What needs to be done:
Could you copy, character for character, the records from the line with "721, 64, 750]" up to and including the line with "784, 202, 798]"?
= = =
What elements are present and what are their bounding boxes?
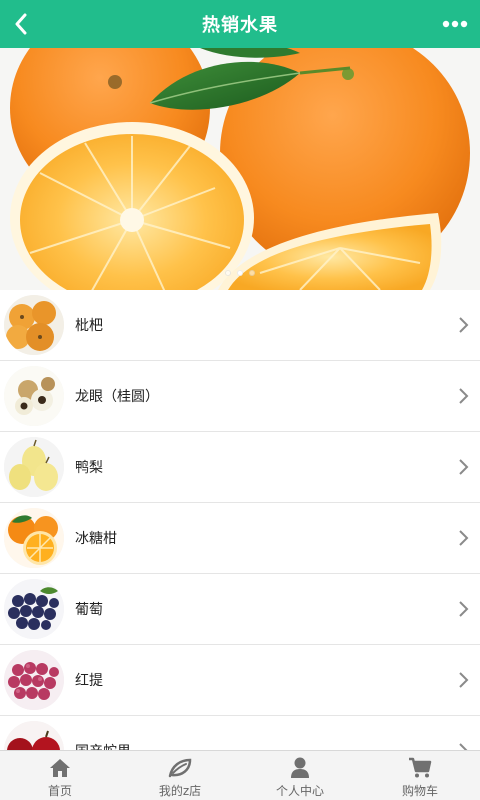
apple-thumbnail	[4, 721, 64, 750]
product-name: 枇杷	[75, 318, 103, 334]
product-name: 葡萄	[75, 602, 103, 618]
banner-image	[0, 48, 480, 290]
bottom-tab-bar: 首页 我的z店 个人中心 购物车	[0, 750, 480, 800]
tab-label: 购物车	[401, 784, 438, 798]
chevron-right-icon	[459, 743, 468, 750]
back-button[interactable]	[6, 8, 36, 40]
tab-my-store[interactable]: 我的z店	[120, 751, 240, 800]
tab-label: 我的z店	[158, 784, 202, 798]
list-item-apple[interactable]: 国产蛇果	[0, 716, 480, 750]
product-list: 枇杷 龙眼（桂圆） 鸭梨 冰糖柑 葡萄 红提	[0, 290, 480, 750]
product-name: 红提	[75, 673, 103, 689]
chevron-right-icon	[459, 530, 469, 546]
carousel-indicator	[0, 270, 480, 276]
list-item-pear[interactable]: 鸭梨	[0, 432, 480, 503]
loquat-thumbnail	[4, 295, 64, 355]
grape-thumbnail	[4, 579, 64, 639]
carousel-dot[interactable]	[249, 270, 255, 276]
product-name: 国产蛇果	[75, 741, 131, 750]
tab-label: 首页	[47, 784, 72, 798]
chevron-right-icon	[459, 601, 469, 617]
list-item-longan[interactable]: 龙眼（桂圆）	[0, 361, 480, 432]
list-item-loquat[interactable]: 枇杷	[0, 290, 480, 361]
home-icon	[48, 757, 72, 779]
chevron-right-icon	[459, 388, 469, 404]
chevron-right-icon	[459, 317, 469, 333]
mandarin-thumbnail	[4, 508, 64, 568]
cart-icon	[408, 757, 432, 779]
chevron-right-icon	[459, 672, 469, 688]
tab-home[interactable]: 首页	[0, 751, 120, 800]
back-chevron-icon	[15, 13, 27, 35]
chevron-right-icon	[459, 459, 469, 475]
banner-carousel[interactable]	[0, 48, 480, 290]
app-header: 热销水果	[0, 0, 480, 48]
product-name: 龙眼（桂圆）	[75, 389, 159, 405]
page-title: 热销水果	[202, 15, 278, 36]
list-item-mandarin[interactable]: 冰糖柑	[0, 503, 480, 574]
carousel-dot[interactable]	[225, 270, 231, 276]
tab-cart[interactable]: 购物车	[360, 751, 480, 800]
list-item-grape[interactable]: 葡萄	[0, 574, 480, 645]
list-item-red-grape[interactable]: 红提	[0, 645, 480, 716]
product-name: 冰糖柑	[75, 531, 117, 547]
product-name: 鸭梨	[75, 460, 103, 476]
red-grape-thumbnail	[4, 650, 64, 710]
carousel-dot-active[interactable]	[237, 270, 243, 276]
person-icon	[288, 757, 312, 779]
tab-label: 个人中心	[275, 784, 324, 798]
more-dots-icon	[442, 20, 468, 28]
longan-thumbnail	[4, 366, 64, 426]
pear-thumbnail	[4, 437, 64, 497]
leaf-icon	[168, 757, 192, 779]
more-button[interactable]	[440, 10, 470, 38]
tab-profile[interactable]: 个人中心	[240, 751, 360, 800]
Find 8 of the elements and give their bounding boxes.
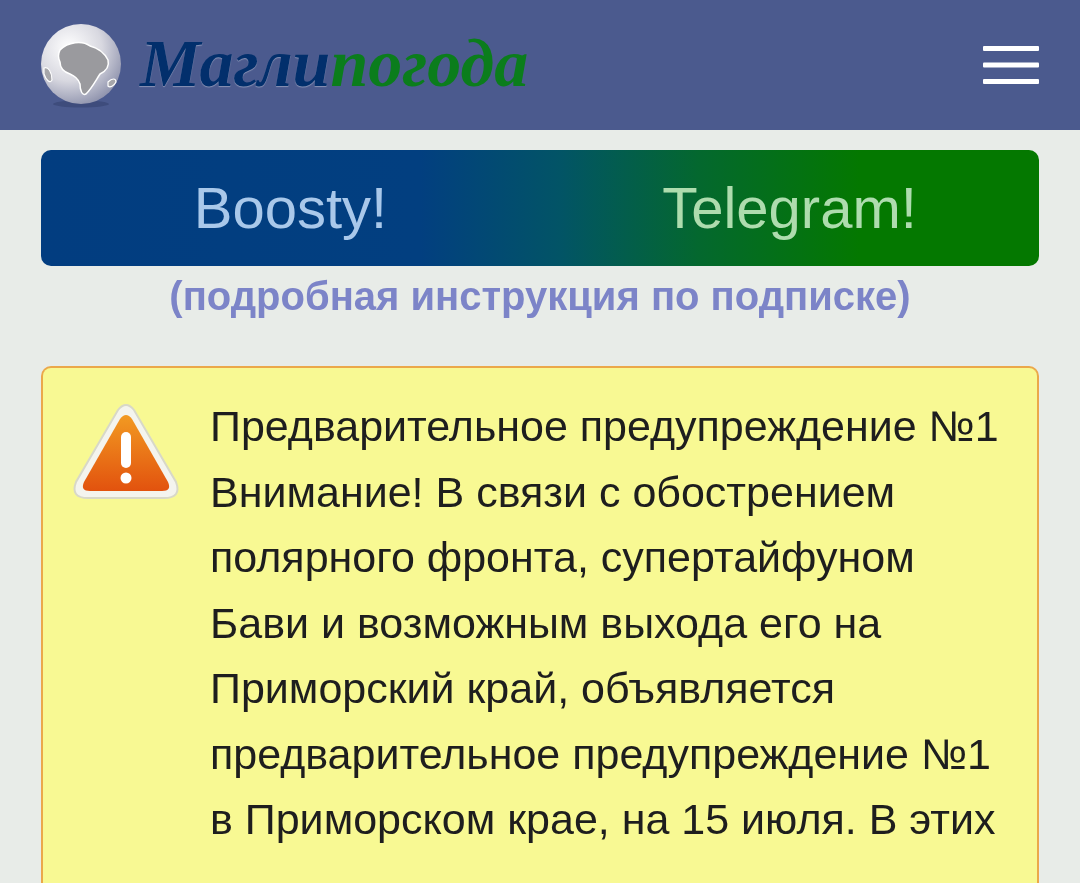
warning-text: Внимание! В связи с обострением полярного фронта, супертайфуном Бави и возможным выхода его на Приморский край, объявляется предварительное предупреждение №1 в Приморском крае, на 15 июля. В этих	[210, 466, 997, 845]
instructions-link[interactable]: (подробная инструкция по подписке)	[169, 272, 911, 320]
subscribe-link[interactable]: Telegram!	[540, 176, 1039, 240]
globe-icon[interactable]	[38, 22, 124, 108]
warning-icon	[72, 402, 180, 502]
warning-title: Предварительное предупреждение №1	[210, 401, 1000, 452]
subscribe-link[interactable]: Boosty!	[41, 176, 540, 240]
menu-icon[interactable]	[983, 46, 1039, 84]
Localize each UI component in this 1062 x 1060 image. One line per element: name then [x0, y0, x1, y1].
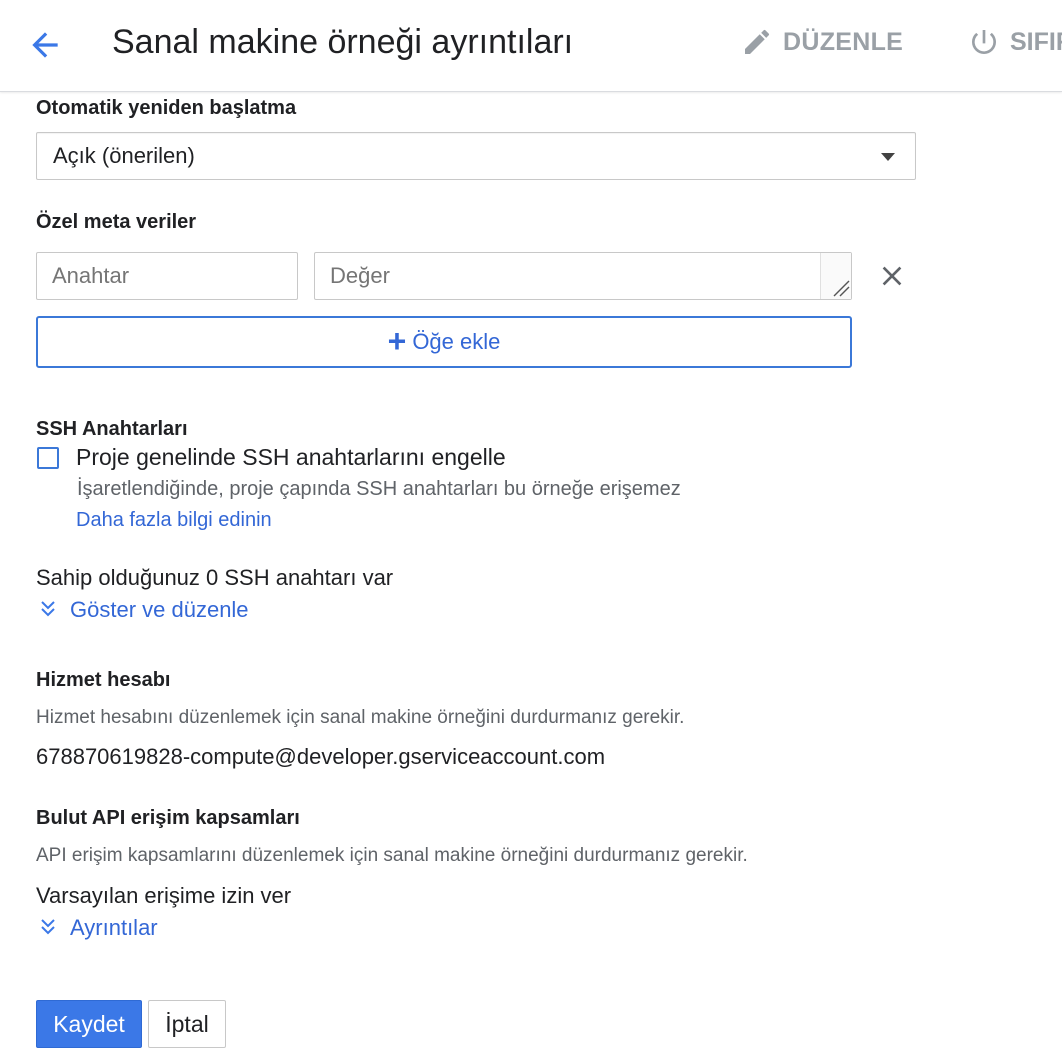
edit-button-label: DÜZENLE [783, 27, 904, 56]
api-scopes-value: Varsayılan erişime izin ver [36, 883, 292, 908]
edit-button[interactable]: DÜZENLE [741, 24, 903, 60]
save-button[interactable]: Kaydet [36, 1000, 142, 1048]
block-ssh-checkbox[interactable] [37, 447, 59, 469]
ssh-key-count: Sahip olduğunuz 0 SSH anahtarı var [36, 565, 394, 590]
learn-more-link[interactable]: Daha fazla bilgi edinin [76, 509, 272, 532]
metadata-key-input[interactable] [36, 252, 298, 300]
double-chevron-down-icon [41, 601, 55, 617]
api-scopes-label: Bulut API erişim kapsamları [36, 807, 300, 829]
metadata-label: Özel meta veriler [36, 211, 197, 233]
ssh-section-label: SSH Anahtarları [36, 418, 188, 440]
add-item-button[interactable]: + Öğe ekle [36, 316, 852, 368]
service-account-value: 678870619828-compute@developer.gservicea… [36, 744, 606, 769]
api-scopes-note: API erişim kapsamlarını düzenlemek için … [36, 845, 748, 866]
auto-restart-selected-value: Açık (önerilen) [53, 143, 195, 168]
dropdown-caret-icon [881, 153, 895, 161]
page-title: Sanal makine örneği ayrıntıları [112, 23, 574, 61]
resize-grip-icon [833, 280, 850, 297]
close-icon [882, 266, 902, 286]
back-button[interactable] [26, 26, 64, 64]
add-item-label: Öğe ekle [412, 329, 501, 354]
reset-button-label: SIFIR [1010, 27, 1062, 56]
show-edit-ssh-link[interactable]: Göster ve düzenle [70, 597, 249, 623]
reset-button[interactable]: SIFIR [968, 24, 1062, 60]
textarea-resize-handle[interactable] [820, 253, 851, 299]
api-scopes-details-link[interactable]: Ayrıntılar [70, 915, 158, 941]
remove-metadata-button[interactable] [876, 260, 908, 292]
block-ssh-description: İşaretlendiğinde, proje çapında SSH anah… [77, 478, 681, 500]
power-icon [972, 30, 996, 54]
block-ssh-label: Proje genelinde SSH anahtarlarını engell… [76, 444, 506, 470]
arrow-back-icon [32, 32, 58, 58]
page-header: Sanal makine örneği ayrıntıları DÜZENLE … [0, 0, 1062, 92]
auto-restart-label: Otomatik yeniden başlatma [36, 97, 297, 119]
service-account-label: Hizmet hesabı [36, 669, 171, 691]
auto-restart-select[interactable]: Açık (önerilen) [36, 132, 916, 180]
service-account-note: Hizmet hesabını düzenlemek için sanal ma… [36, 707, 685, 728]
pencil-icon [745, 29, 770, 54]
metadata-value-input[interactable] [314, 252, 852, 300]
double-chevron-down-icon [41, 919, 55, 935]
cancel-button[interactable]: İptal [148, 1000, 226, 1048]
plus-icon: + [387, 322, 407, 359]
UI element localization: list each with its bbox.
= = =
Response to the exercise:
apple-thumbnail	[4, 721, 64, 750]
product-name: 枇杷	[75, 318, 103, 334]
product-name: 葡萄	[75, 602, 103, 618]
banner-image	[0, 48, 480, 290]
bottom-tab-bar: 首页 我的z店 个人中心 购物车	[0, 750, 480, 800]
tab-label: 购物车	[401, 784, 438, 798]
chevron-right-icon	[459, 743, 468, 750]
back-button[interactable]	[6, 8, 36, 40]
tab-my-store[interactable]: 我的z店	[120, 751, 240, 800]
tab-label: 我的z店	[158, 784, 202, 798]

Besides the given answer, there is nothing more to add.